[[ Document text open ]]

But this is the Lacanian jouissance of Lebensneid, the jealousy directed to the other, who holds the secret of the subject’s jouissance for him. The oddity of the fundamentalist in this case is that he is prone “to being jealous of something in the other to the point of hatred and the need to destroy, jealous of something he is incapable of apprehending in any way, by any intuitive path” (Lacan 237). Identification, jealousy, and hatred converge into masochistic pathology, and it is this symptom which the Witness subject is ultimately doomed to exhibit. There are other characteristics of the masochistic temperament on display here. Compare, for example, the make of the automobiles in figures 1 and 4. Both are relative to the decade in which the pictures were produced. The clothes of the individuals who are dying are, unlike the absurd native garb of Witness survivors, relative to the styles and fashions of the decade in which the pictures were produced. In other words, the apocalypse is always about to happen; Witnesses live in a perpetual stage of expectation, anticipation, suspension, delay. And it is “postponement of gratification” (33) that Parveen Adams lists as one main characteristic of the masochist; another is “fantasy,” which Adams glosses as “performances” and “acting out” but which can also, I think, be construed less strictly as an imaginative performance or acting out. Furthermore, the masochist “plays and replays the scene that is essential to him” (46). The pivotal scene in Witness theology is the death scene, the apocalypse, and with it the approximation of jouissance through the voyeurism, or witnessing (appropriately enough), the jouissance of the other.
Ask a Witness what he desires, and the knee-jerk answer will be “life everlasting on earth.” This, however, is psychological hell—the imminent exhaustion of all forms of sublimation, the persistence of the symbolic, the collapsing of the real. The last orgasmic moment—the last shot at meaningful jouissance—comes with the arrival of the end of the world, which, of course, never comes. If the fantasy ends with the Witness staggering about in the register of the symbolic, it also transfers the same condition into the actual life of the subject.

[[ Document text closed ]]
[[ Input data open ]]

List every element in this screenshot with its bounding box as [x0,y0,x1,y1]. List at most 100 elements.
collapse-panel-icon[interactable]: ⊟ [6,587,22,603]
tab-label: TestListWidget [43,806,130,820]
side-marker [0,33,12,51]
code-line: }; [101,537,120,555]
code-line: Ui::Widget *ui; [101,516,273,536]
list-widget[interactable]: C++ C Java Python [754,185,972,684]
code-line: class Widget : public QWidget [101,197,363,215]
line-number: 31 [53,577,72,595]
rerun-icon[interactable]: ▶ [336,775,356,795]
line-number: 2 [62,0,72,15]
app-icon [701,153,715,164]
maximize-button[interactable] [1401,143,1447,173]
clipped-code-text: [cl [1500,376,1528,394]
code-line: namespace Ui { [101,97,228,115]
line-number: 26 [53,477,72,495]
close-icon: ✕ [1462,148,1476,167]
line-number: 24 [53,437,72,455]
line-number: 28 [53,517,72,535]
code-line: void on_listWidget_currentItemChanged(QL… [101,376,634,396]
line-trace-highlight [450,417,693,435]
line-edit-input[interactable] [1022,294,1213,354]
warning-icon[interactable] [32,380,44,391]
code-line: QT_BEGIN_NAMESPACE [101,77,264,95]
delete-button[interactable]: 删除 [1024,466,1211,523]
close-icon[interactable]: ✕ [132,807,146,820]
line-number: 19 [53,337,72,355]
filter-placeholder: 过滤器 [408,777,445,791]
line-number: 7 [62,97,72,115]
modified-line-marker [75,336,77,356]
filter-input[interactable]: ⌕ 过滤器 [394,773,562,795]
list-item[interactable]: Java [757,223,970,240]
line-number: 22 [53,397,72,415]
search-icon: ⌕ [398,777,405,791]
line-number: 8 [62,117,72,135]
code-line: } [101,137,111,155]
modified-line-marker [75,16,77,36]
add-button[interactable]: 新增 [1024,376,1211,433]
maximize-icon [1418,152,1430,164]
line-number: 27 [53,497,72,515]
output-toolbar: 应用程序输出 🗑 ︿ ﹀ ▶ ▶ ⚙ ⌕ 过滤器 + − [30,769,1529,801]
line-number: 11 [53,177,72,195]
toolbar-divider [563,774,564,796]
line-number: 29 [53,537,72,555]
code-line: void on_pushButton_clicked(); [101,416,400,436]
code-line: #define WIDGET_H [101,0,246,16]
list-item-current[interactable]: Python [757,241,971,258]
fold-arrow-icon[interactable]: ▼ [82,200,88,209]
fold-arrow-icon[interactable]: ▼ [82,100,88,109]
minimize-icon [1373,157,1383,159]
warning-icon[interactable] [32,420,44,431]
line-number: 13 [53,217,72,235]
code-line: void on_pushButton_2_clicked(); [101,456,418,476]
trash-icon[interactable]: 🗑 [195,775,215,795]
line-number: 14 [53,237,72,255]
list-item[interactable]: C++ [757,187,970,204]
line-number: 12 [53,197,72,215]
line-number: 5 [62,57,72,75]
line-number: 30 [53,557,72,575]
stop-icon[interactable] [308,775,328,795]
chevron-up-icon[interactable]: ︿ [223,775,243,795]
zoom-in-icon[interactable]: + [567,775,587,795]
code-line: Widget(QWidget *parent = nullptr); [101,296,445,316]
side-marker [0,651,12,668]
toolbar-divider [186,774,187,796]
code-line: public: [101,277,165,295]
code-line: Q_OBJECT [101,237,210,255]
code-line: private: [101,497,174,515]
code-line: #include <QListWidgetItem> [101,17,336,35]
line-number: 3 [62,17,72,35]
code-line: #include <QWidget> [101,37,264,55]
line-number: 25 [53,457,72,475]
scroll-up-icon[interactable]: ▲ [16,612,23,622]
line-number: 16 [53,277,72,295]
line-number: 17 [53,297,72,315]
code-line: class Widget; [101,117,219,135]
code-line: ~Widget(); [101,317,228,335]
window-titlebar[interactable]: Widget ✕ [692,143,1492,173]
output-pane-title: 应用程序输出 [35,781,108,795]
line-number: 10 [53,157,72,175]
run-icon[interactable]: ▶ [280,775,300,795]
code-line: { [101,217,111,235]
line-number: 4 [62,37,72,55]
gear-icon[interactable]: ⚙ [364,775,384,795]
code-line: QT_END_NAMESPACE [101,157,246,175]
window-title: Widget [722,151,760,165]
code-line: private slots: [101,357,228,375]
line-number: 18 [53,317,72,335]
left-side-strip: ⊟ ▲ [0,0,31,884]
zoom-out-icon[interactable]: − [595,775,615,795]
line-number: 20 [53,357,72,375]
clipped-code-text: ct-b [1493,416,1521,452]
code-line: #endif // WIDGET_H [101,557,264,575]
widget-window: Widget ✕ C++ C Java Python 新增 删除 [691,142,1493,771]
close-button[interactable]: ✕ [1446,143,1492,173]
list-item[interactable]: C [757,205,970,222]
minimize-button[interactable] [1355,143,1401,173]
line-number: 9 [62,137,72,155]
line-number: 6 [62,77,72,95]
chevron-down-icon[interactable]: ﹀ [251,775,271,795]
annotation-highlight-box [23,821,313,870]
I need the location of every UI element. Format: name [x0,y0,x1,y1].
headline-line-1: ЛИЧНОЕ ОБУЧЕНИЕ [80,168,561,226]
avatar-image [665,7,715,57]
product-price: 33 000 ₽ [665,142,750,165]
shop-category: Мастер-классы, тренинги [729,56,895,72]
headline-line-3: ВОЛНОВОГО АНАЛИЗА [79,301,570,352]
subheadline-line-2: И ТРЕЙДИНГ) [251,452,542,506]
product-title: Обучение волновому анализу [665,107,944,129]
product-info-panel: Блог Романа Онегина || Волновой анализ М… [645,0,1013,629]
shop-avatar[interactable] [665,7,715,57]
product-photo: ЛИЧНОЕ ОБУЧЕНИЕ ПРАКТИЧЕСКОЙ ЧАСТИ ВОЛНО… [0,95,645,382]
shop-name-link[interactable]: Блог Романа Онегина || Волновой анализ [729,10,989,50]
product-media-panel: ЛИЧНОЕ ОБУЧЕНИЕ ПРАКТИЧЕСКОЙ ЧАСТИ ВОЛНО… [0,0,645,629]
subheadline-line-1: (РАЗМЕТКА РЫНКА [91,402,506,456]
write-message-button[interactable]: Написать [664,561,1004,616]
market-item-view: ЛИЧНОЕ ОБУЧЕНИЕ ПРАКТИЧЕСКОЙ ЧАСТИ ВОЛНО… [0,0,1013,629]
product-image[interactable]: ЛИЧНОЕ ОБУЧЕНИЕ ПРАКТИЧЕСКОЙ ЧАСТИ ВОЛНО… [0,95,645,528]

[[ Input data closed ]]

• _Parts of the exercise_
**1.** Reproduce the passage on Witness apocalyptic fantasy from "Ask a Witness" to "of the subject.", switching "psychological hell" to "spiritual torment".
**2.** Using the passage on Witness apocalyptic fantasy, explain in one to three sentences why it points out that the cars and clothing of the dying in the pictures match the decade in which the pictures were produced.
**3.** Say whether each statement agrees with the passage on Witness apocalyptic fantasy. Answer yes or no, and quote the deciding words.
(a) Parveen Adams lists postponement of gratification as a main characteristic of the masochist.
(b) The clothes of the Witness survivors in the pictures follow the fashions of the decade in which the pictures were produced.
(c) The end of the world eventually arrives.

• _Outputs by task_
**1.**
Ask a Witness what he desires, and the knee-jerk answer will be “life everlasting on earth.” This, however, is spiritual torment—the imminent exhaustion of all forms of sublimation, the persistence of the symbolic, the collapsing of the real. The last orgasmic moment—the last shot at meaningful jouissance—comes with the arrival of the end of the world, which, of course, never comes. If the fantasy ends with the Witness staggering about in the register of the symbolic, it also transfers the same condition into the actual life of the subject.

**2.** These details show that the apocalypse is always about to happen. Witnesses therefore live in "a perpetual stage of expectation, anticipation, suspension, delay." That state matches the "postponement of gratification" that Parveen Adams lists as a main characteristic of the masochist.

**3.**
(a) Yes: "it is “postponement of gratification” (33) that Parveen Adams lists as one main characteristic of the masochist"
(b) No: "The clothes of the individuals who are dying are, unlike the absurd native garb of Witness survivors, relative to the styles and fashions of the decade in which the pictures were produced."
(c) No: "the end of the world, which, of course, never comes"